GIVEN PROBLEM
Write out each entry, exactly the way it appears.
● ● ●
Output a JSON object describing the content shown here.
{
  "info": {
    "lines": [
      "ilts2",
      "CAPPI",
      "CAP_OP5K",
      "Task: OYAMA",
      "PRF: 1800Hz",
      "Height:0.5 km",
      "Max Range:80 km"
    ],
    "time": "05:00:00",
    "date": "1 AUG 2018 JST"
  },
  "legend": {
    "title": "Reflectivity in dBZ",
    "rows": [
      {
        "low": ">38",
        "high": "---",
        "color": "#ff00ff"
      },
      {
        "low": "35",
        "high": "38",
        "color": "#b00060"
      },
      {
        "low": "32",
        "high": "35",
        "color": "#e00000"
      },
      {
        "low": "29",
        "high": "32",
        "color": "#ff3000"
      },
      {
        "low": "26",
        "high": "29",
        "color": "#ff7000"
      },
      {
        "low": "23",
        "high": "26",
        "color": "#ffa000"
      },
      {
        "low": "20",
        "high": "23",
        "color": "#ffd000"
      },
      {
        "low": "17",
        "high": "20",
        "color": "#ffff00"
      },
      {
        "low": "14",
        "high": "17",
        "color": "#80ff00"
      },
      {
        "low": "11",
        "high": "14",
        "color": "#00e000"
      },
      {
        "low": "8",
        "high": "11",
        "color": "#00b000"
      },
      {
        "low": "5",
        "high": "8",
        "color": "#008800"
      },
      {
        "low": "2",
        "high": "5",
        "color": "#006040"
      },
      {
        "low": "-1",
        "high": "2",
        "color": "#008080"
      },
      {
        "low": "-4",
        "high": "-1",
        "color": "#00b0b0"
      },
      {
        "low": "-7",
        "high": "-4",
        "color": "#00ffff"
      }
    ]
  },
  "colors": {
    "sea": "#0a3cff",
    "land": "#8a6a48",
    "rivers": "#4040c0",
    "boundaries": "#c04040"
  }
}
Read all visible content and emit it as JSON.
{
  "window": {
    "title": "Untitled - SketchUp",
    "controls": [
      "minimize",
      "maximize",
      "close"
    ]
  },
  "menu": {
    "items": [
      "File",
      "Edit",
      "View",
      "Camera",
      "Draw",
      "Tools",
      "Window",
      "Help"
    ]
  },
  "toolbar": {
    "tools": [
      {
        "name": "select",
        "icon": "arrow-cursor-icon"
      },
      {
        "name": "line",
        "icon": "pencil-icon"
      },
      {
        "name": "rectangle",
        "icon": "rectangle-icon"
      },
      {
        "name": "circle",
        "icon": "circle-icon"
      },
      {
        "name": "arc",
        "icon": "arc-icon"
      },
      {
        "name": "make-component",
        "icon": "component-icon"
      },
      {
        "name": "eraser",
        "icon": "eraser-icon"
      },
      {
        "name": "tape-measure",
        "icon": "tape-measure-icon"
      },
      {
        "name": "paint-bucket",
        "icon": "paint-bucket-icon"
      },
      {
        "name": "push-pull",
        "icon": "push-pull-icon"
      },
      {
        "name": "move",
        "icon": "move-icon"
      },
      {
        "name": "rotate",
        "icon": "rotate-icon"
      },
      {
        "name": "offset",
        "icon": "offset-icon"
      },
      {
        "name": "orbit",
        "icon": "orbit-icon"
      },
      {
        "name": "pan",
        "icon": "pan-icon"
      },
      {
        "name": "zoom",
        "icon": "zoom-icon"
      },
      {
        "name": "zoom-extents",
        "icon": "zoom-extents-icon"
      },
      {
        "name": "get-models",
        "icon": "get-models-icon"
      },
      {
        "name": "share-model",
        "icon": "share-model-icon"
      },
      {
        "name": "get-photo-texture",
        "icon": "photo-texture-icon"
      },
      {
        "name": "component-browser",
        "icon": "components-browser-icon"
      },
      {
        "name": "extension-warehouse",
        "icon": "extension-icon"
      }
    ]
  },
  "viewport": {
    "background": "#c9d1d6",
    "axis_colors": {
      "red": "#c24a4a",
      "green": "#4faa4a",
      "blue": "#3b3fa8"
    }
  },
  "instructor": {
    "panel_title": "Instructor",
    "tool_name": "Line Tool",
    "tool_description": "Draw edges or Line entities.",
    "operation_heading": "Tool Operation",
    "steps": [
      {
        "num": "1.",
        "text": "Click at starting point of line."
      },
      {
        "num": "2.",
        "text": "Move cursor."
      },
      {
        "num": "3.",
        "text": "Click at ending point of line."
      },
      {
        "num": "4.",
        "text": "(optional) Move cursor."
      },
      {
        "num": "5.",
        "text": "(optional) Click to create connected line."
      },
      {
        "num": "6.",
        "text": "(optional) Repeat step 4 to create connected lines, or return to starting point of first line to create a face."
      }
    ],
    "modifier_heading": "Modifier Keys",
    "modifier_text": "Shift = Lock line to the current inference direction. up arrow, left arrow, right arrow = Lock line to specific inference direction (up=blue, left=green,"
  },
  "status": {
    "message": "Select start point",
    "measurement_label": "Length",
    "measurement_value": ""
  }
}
● ● ●
THE ANSWER
Output a JSON object describing the content shown here.
{
  "info": {
    "lines": [
      "ilts2",
      "CAPPI",
      "CAP_OP5K",
      "Task: OYAMA",
      "PRF: 1800Hz",
      "Height:0.5 km",
      "Max Range:80 km"
    ],
    "time": "05:00:00",
    "date": "1 AUG 2018 JST"
  },
  "legend": {
    "title": "Reflectivity in dBZ",
    "rows": [
      {
        "low": ">38",
        "high": "---",
        "color": "#ff00ff"
      },
      {
        "low": "35",
        "high": "38",
        "color": "#b00060"
      },
      {
        "low": "32",
        "high": "35",
        "color": "#e00000"
      },
      {
        "low": "29",
        "high": "32",
        "color": "#ff3000"
      },
      {
        "low": "26",
        "high": "29",
        "color": "#ff7000"
      },
      {
        "low": "23",
        "high": "26",
        "color": "#ffa000"
      },
      {
        "low": "20",
        "high": "23",
        "color": "#ffd000"
      },
      {
        "low": "17",
        "high": "20",
        "color": "#ffff00"
      },
      {
        "low": "14",
        "high": "17",
        "color": "#80ff00"
      },
      {
        "low": "11",
        "high": "14",
        "color": "#00e000"
      },
      {
        "low": "8",
        "high": "11",
        "color": "#00b000"
      },
      {
        "low": "5",
        "high": "8",
        "color": "#008800"
      },
      {
        "low": "2",
        "high": "5",
        "color": "#006040"
      },
      {
        "low": "-1",
        "high": "2",
        "color": "#008080"
      },
      {
        "low": "-4",
        "high": "-1",
        "color": "#00b0b0"
      },
      {
        "low": "-7",
        "high": "-4",
        "color": "#00ffff"
      }
    ]
  },
  "colors": {
    "sea": "#0a3cff",
    "land": "#8a6a48",
    "rivers": "#4040c0",
    "boundaries": "#c04040"
  }
}
Read all visible content and emit it as JSON.
{
  "window": {
    "title": "Untitled - SketchUp",
    "controls": [
      "minimize",
      "maximize",
      "close"
    ]
  },
  "menu": {
    "items": [
      "File",
      "Edit",
      "View",
      "Camera",
      "Draw",
      "Tools",
      "Window",
      "Help"
    ]
  },
  "toolbar": {
    "tools": [
      {
        "name": "select",
        "icon": "arrow-cursor-icon"
      },
      {
        "name": "line",
        "icon": "pencil-icon"
      },
      {
        "name": "rectangle",
        "icon": "rectangle-icon"
      },
      {
        "name": "circle",
        "icon": "circle-icon"
      },
      {
        "name": "arc",
        "icon": "arc-icon"
      },
      {
        "name": "make-component",
        "icon": "component-icon"
      },
      {
        "name": "eraser",
        "icon": "eraser-icon"
      },
      {
        "name": "tape-measure",
        "icon": "tape-measure-icon"
      },
      {
        "name": "paint-bucket",
        "icon": "paint-bucket-icon"
      },
      {
        "name": "push-pull",
        "icon": "push-pull-icon"
      },
      {
        "name": "move",
        "icon": "move-icon"
      },
      {
        "name": "rotate",
        "icon": "rotate-icon"
      },
      {
        "name": "offset",
        "icon": "offset-icon"
      },
      {
        "name": "orbit",
        "icon": "orbit-icon"
      },
      {
        "name": "pan",
        "icon": "pan-icon"
      },
      {
        "name": "zoom",
        "icon": "zoom-icon"
      },
      {
        "name": "zoom-extents",
        "icon": "zoom-extents-icon"
      },
      {
        "name": "get-models",
        "icon": "get-models-icon"
      },
      {
        "name": "share-model",
        "icon": "share-model-icon"
      },
      {
        "name": "get-photo-texture",
        "icon": "photo-texture-icon"
      },
      {
        "name": "component-browser",
        "icon": "components-browser-icon"
      },
      {
        "name": "extension-warehouse",
        "icon": "extension-icon"
      }
    ]
  },
  "viewport": {
    "background": "#c9d1d6",
    "axis_colors": {
      "red": "#c24a4a",
      "green": "#4faa4a",
      "blue": "#3b3fa8"
    }
  },
  "instructor": {
    "panel_title": "Instructor",
    "tool_name": "Line Tool",
    "tool_description": "Draw edges or Line entities.",
    "operation_heading": "Tool Operation",
    "steps": [
      {
        "num": "1.",
        "text": "Click at starting point of line."
      },
      {
        "num": "2.",
        "text": "Move cursor."
      },
      {
        "num": "3.",
        "text": "Click at ending point of line."
      },
      {
        "num": "4.",
        "text": "(optional) Move cursor."
      },
      {
        "num": "5.",
        "text": "(optional) Click to create connected line."
      },
      {
        "num": "6.",
        "text": "(optional) Repeat step 4 to create connected lines, or return to starting point of first line to create a face."
      }
    ],
    "modifier_heading": "Modifier Keys",
    "modifier_text": "Shift = Lock line to the current inference direction. up arrow, left arrow, right arrow = Lock line to specific inference direction (up=blue, left=green,"
  },
  "status": {
    "message": "Select start point",
    "measurement_label": "Length",
    "measurement_value": ""
  }
}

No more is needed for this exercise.